PROBLEM TO WORK ON
Reproduce the full abstract below on the inflammasome and secretory pathways in FMF word for word, with no changes.
[TEXT Boundary: Start]
PW01-008 – The inflammasome and secretory pathways in FMF
نویسندگان
چکیده
Methods 6 turkish patients with the clinical diagnosis of FMF exhibiting homocygous or combined heterozygous mutations within the MEFV gene were included. Patients still exhibited clinical symptoms and elevated inflammation markers despite sufficient colchicine therapy (“instable disease”). Healthy probands served as controls. Their health status was assessed by a standardized questionnaire. All patients and controls gave written consent. 25 – 30 ml blood was drawn and PBMC and granulocytes separated by a two density gradient centrifugation. 5 x 106 cells were stimulated with (i) mock, (ii) PMA (10nM), (iii) LPS (10ng/ml) and (iv) LPS (10ng/ml) + ATP (1mM) (later substance for the last 30 minutes). In a similar approach cells were treated with additional colchicine (5μg/ml) for the whole incubation time. Supernatant was gained and frozen at -20oC after 5 hours. ELISA for S100A12, IL-18 and caspase-1 were performed according to standard protocols. At the time of blood drawing high sensitivity CRP was measured. Results Compared to controls even unstimulated granuloytes from FMF patients with instable disease secreted significantly more S100A12 (mean controls 43ng/ml vs. mean patients 327ng/ml, p <.01), IL-18 (0pg/ml vs. 274pg/ml, p <.01) and caspase-1 (10pg/ml vs. 81pg/ml, p <.01). Stimulation also induced enhanced secretion of S100A12 (PMA: 61ng/ml vs. 336ng/ml, p <.01; LPS: 74ng/ml vs. 247ng/ml, p <.01; LPS/ATP: 94ng/ml vs. 252ng/ml, p <.01), IL-18 (LPS: 3,6pg/ml vs 176pg/ml, p <.05; LPS/ATP: 7pg/ml vs. 198pg/ml, p <.05) and caspase-1 (LPS: 23pg/ml vs. 72pg/ml, p <.01; LPS/ATP: 32pg/ml vs. 69pg/ml, p <.05). Furthermore, supplementary colchicine significantly suppressed the hypersecretion of S100A12, IL-18 and caspase-1.
[TEXT Boundary: End]
[SUPPLIED DATA Boundary: Start]
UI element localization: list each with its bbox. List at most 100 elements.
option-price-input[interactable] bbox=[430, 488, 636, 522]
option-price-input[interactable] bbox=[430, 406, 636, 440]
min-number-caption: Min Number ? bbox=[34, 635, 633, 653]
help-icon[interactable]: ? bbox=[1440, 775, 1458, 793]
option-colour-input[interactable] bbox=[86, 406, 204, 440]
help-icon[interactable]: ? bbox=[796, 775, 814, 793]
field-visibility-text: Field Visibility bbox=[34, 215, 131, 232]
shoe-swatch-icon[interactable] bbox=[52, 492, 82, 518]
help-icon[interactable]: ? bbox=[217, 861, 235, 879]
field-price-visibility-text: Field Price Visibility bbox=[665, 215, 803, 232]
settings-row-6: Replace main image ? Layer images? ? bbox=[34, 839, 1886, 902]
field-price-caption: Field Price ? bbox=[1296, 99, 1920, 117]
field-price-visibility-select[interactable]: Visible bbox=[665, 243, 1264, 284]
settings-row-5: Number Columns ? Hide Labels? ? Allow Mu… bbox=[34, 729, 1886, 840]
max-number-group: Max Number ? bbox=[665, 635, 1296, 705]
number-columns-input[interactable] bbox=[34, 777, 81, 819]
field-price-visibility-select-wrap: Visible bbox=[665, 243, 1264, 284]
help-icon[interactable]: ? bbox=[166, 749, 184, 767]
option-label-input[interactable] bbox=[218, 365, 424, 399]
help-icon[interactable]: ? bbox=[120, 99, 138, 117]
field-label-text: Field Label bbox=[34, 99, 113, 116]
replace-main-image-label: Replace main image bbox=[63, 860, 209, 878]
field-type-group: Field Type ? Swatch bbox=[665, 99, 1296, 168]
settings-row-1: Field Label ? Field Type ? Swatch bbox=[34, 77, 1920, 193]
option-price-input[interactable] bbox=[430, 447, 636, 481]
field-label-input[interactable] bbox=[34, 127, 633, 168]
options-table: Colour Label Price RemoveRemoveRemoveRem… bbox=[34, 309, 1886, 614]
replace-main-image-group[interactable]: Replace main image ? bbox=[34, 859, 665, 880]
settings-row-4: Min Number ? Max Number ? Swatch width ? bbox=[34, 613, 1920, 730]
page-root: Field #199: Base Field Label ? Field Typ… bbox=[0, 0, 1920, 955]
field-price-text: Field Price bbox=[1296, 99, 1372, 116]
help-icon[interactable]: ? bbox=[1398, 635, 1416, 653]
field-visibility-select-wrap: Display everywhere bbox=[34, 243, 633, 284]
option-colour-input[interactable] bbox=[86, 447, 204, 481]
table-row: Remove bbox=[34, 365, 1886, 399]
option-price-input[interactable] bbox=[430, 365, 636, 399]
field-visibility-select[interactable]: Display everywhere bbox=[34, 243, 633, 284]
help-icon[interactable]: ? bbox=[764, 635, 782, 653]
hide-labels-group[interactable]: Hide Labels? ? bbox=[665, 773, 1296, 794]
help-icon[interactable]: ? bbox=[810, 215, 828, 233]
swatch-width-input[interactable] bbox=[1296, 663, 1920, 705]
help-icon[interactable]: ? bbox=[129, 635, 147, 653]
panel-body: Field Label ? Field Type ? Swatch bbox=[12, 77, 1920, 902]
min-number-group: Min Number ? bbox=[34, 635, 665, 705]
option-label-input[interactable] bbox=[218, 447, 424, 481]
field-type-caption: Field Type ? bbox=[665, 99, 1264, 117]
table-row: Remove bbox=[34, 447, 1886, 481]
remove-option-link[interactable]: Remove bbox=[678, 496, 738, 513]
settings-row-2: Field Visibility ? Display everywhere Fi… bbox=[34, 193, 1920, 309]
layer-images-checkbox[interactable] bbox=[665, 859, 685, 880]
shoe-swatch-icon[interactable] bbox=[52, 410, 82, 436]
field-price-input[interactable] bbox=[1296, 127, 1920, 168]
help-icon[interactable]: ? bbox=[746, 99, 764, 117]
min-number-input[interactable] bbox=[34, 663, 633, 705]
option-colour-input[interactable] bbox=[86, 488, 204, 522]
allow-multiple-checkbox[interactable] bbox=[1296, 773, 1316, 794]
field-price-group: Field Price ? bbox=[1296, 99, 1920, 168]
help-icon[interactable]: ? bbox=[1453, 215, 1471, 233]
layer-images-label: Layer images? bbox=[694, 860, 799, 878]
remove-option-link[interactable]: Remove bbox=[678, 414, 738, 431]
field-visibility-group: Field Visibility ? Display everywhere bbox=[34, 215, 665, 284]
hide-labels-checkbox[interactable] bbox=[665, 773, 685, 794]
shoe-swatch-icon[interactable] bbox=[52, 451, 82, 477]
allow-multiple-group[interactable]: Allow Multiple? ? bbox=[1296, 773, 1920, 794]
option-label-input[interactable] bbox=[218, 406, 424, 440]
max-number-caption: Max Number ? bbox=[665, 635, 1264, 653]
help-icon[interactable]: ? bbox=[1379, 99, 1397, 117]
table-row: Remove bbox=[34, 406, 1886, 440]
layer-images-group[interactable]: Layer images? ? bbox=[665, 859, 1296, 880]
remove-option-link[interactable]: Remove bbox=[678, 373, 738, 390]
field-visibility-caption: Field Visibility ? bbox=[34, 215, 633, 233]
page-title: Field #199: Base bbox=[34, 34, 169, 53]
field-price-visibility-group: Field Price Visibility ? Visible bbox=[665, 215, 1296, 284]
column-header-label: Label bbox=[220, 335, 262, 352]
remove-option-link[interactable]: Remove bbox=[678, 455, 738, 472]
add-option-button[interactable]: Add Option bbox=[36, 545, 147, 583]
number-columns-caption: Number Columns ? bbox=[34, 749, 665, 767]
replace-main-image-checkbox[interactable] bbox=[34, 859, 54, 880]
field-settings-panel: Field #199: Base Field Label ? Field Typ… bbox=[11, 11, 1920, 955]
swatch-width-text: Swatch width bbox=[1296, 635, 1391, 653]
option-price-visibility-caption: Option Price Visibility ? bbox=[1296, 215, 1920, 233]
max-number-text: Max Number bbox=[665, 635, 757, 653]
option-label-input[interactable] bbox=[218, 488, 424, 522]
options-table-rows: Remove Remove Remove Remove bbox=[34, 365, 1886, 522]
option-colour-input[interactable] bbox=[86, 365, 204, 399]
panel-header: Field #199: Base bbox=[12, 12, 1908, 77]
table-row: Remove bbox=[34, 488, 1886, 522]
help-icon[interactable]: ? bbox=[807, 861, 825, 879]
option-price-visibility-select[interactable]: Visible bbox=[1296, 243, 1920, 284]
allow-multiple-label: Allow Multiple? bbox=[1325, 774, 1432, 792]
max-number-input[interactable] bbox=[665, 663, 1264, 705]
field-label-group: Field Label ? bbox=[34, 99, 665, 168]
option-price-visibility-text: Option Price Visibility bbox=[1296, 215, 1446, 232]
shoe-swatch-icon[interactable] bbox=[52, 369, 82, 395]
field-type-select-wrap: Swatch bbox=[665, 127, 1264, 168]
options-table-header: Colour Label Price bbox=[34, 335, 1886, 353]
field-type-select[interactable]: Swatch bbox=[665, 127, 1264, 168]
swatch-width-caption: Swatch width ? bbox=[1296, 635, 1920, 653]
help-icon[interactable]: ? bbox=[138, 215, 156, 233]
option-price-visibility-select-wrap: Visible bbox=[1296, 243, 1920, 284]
[SUPPLIED DATA Boundary: End]
EXERCISE RESULT
PW01-008 – The inflammasome and secretory pathways in FMF
نویسندگان
چکیده
Methods 6 turkish patients with the clinical diagnosis of FMF exhibiting homocygous or combined heterozygous mutations within the MEFV gene were included. Patients still exhibited clinical symptoms and elevated inflammation markers despite sufficient colchicine therapy (“instable disease”). Healthy probands served as controls. Their health status was assessed by a standardized questionnaire. All patients and controls gave written consent. 25 – 30 ml blood was drawn and PBMC and granulocytes separated by a two density gradient centrifugation. 5 x 106 cells were stimulated with (i) mock, (ii) PMA (10nM), (iii) LPS (10ng/ml) and (iv) LPS (10ng/ml) + ATP (1mM) (later substance for the last 30 minutes). In a similar approach cells were treated with additional colchicine (5μg/ml) for the whole incubation time. Supernatant was gained and frozen at -20oC after 5 hours. ELISA for S100A12, IL-18 and caspase-1 were performed according to standard protocols. At the time of blood drawing high sensitivity CRP was measured. Results Compared to controls even unstimulated granuloytes from FMF patients with instable disease secreted significantly more S100A12 (mean controls 43ng/ml vs. mean patients 327ng/ml, p <.01), IL-18 (0pg/ml vs. 274pg/ml, p <.01) and caspase-1 (10pg/ml vs. 81pg/ml, p <.01). Stimulation also induced enhanced secretion of S100A12 (PMA: 61ng/ml vs. 336ng/ml, p <.01; LPS: 74ng/ml vs. 247ng/ml, p <.01; LPS/ATP: 94ng/ml vs. 252ng/ml, p <.01), IL-18 (LPS: 3,6pg/ml vs 176pg/ml, p <.05; LPS/ATP: 7pg/ml vs. 198pg/ml, p <.05) and caspase-1 (LPS: 23pg/ml vs. 72pg/ml, p <.01; LPS/ATP: 32pg/ml vs. 69pg/ml, p <.05). Furthermore, supplementary colchicine significantly suppressed the hypersecretion of S100A12, IL-18 and caspase-1.